### Exercise requirements
Keep every line where the word "text" appears; drop the rest.

### Working data
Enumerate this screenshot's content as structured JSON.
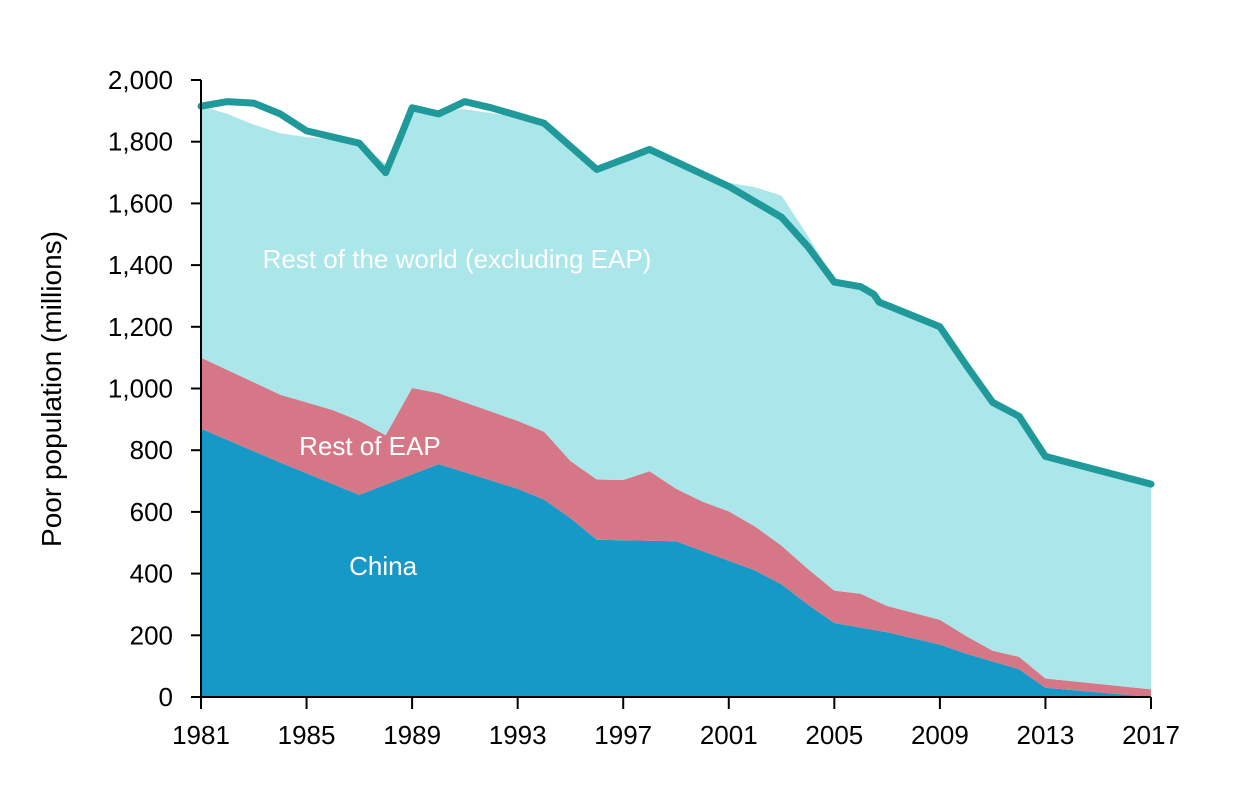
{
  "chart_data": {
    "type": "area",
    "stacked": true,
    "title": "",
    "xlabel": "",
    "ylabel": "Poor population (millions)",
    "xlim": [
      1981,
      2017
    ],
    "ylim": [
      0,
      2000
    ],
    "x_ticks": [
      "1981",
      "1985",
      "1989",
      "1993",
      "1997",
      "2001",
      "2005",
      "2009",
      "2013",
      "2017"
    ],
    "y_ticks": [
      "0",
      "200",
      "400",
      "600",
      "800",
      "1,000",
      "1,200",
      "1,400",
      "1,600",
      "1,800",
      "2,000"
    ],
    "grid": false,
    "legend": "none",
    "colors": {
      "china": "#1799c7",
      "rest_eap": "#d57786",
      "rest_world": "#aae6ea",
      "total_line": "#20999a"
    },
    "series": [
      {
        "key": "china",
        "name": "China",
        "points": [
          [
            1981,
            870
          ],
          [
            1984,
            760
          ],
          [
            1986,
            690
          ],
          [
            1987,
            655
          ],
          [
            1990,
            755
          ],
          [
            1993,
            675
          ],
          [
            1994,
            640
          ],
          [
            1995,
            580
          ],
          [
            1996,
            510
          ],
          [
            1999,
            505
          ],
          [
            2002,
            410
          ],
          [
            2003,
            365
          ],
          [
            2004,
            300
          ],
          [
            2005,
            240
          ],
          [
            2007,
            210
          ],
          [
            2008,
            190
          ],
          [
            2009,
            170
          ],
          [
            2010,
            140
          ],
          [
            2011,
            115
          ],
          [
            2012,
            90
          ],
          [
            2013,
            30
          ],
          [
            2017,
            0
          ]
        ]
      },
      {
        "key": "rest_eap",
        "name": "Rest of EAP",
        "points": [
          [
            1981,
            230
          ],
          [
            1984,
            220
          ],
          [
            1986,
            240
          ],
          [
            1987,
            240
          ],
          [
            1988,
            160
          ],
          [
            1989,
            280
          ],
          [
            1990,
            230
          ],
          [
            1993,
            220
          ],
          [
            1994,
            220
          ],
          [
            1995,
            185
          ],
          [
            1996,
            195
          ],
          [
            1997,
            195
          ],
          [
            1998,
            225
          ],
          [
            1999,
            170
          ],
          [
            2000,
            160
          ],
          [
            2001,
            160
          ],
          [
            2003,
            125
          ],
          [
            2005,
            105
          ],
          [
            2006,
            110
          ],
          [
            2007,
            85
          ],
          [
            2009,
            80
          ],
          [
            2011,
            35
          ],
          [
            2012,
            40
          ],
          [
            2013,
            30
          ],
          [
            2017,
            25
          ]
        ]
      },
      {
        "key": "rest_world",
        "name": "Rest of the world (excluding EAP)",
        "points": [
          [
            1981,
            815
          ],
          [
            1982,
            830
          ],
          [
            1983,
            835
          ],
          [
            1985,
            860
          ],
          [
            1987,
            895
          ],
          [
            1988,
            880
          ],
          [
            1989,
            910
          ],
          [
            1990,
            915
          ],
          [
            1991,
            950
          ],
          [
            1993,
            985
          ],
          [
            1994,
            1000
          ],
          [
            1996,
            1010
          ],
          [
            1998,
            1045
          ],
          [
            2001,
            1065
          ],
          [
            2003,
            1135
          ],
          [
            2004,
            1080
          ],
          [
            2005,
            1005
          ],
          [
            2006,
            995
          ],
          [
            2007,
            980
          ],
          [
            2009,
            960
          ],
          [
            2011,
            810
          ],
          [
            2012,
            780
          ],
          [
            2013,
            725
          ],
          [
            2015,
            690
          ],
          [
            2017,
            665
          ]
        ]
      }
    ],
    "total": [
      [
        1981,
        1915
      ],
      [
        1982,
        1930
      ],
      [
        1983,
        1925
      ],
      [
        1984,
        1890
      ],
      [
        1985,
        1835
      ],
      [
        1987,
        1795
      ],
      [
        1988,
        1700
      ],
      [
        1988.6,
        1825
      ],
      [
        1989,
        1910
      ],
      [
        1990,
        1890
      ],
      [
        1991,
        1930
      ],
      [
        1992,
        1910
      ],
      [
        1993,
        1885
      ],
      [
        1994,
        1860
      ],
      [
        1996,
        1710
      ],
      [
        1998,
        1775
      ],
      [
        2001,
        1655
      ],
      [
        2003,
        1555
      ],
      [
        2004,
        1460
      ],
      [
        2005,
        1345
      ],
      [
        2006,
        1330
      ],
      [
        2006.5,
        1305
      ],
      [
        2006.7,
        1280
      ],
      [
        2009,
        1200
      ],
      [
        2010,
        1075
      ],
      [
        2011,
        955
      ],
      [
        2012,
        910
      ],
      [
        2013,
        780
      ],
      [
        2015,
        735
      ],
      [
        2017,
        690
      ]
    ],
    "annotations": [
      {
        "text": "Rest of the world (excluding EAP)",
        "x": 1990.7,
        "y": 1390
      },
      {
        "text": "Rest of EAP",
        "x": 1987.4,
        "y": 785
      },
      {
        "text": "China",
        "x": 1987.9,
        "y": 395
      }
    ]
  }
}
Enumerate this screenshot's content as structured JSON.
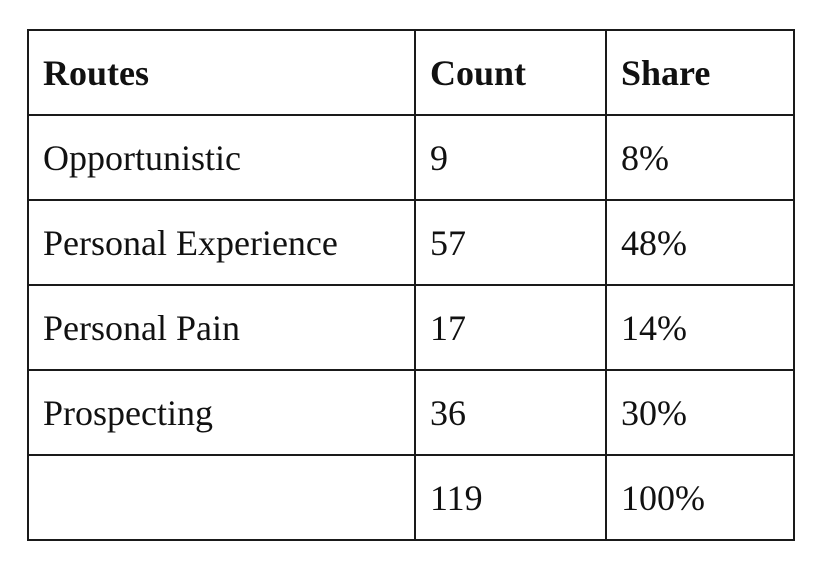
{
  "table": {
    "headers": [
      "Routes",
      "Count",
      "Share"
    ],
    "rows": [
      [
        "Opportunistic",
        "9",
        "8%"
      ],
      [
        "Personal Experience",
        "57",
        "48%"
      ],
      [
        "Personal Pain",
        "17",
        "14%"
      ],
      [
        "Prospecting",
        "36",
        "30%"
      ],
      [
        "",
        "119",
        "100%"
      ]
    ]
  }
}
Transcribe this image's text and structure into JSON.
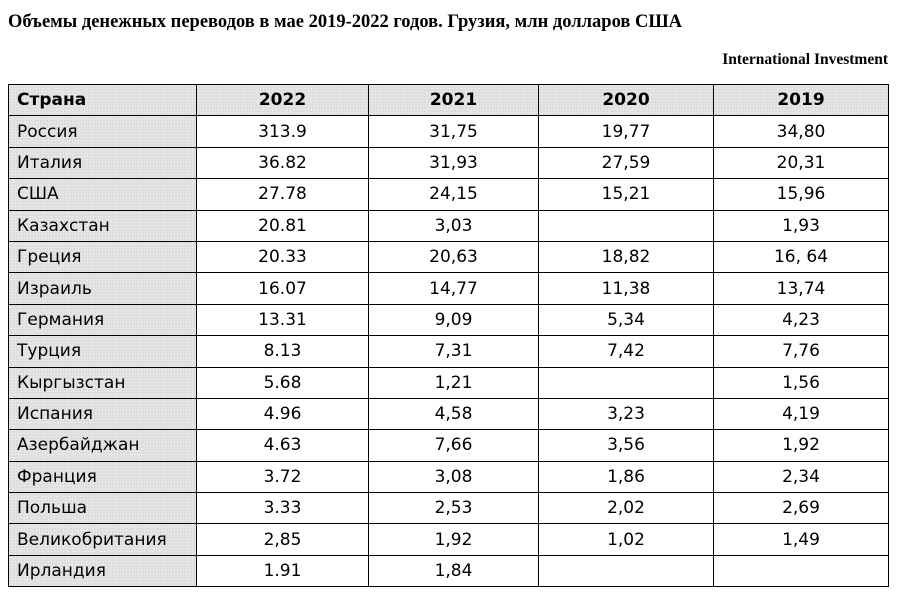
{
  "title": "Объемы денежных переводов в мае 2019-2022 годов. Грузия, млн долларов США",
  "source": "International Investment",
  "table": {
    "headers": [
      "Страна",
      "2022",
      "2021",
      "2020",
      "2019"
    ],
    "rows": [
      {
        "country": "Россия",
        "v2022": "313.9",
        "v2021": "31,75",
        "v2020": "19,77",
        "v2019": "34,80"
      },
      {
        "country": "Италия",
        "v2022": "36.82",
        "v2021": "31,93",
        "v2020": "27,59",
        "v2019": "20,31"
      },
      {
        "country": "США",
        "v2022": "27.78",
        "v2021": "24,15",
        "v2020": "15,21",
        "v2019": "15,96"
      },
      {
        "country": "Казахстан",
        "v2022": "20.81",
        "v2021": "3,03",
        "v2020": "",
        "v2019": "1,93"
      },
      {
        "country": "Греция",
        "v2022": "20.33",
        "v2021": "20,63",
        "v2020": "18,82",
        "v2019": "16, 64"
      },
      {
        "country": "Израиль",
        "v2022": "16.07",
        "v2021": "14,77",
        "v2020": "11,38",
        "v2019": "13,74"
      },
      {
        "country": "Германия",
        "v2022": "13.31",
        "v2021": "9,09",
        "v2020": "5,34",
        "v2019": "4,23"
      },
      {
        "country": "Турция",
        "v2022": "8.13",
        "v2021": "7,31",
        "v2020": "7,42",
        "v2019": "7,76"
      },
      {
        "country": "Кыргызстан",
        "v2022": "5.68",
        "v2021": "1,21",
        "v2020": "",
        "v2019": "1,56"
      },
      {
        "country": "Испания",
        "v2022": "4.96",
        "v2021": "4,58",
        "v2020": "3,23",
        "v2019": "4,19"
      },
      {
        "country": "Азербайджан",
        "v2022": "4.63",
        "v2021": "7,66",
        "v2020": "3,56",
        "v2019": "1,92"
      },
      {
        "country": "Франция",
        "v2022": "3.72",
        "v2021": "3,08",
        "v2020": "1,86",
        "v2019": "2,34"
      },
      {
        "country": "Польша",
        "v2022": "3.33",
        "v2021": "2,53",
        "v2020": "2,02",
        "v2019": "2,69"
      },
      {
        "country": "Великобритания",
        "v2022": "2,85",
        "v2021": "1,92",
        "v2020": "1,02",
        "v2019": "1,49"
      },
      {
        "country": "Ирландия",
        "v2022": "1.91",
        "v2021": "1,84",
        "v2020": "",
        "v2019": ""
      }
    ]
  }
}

### Result
        "text": "Rest of the world (excluding EAP)",
        "text": "Rest of EAP",
        "text": "China",
Transcribe this image's text and structure into JSON.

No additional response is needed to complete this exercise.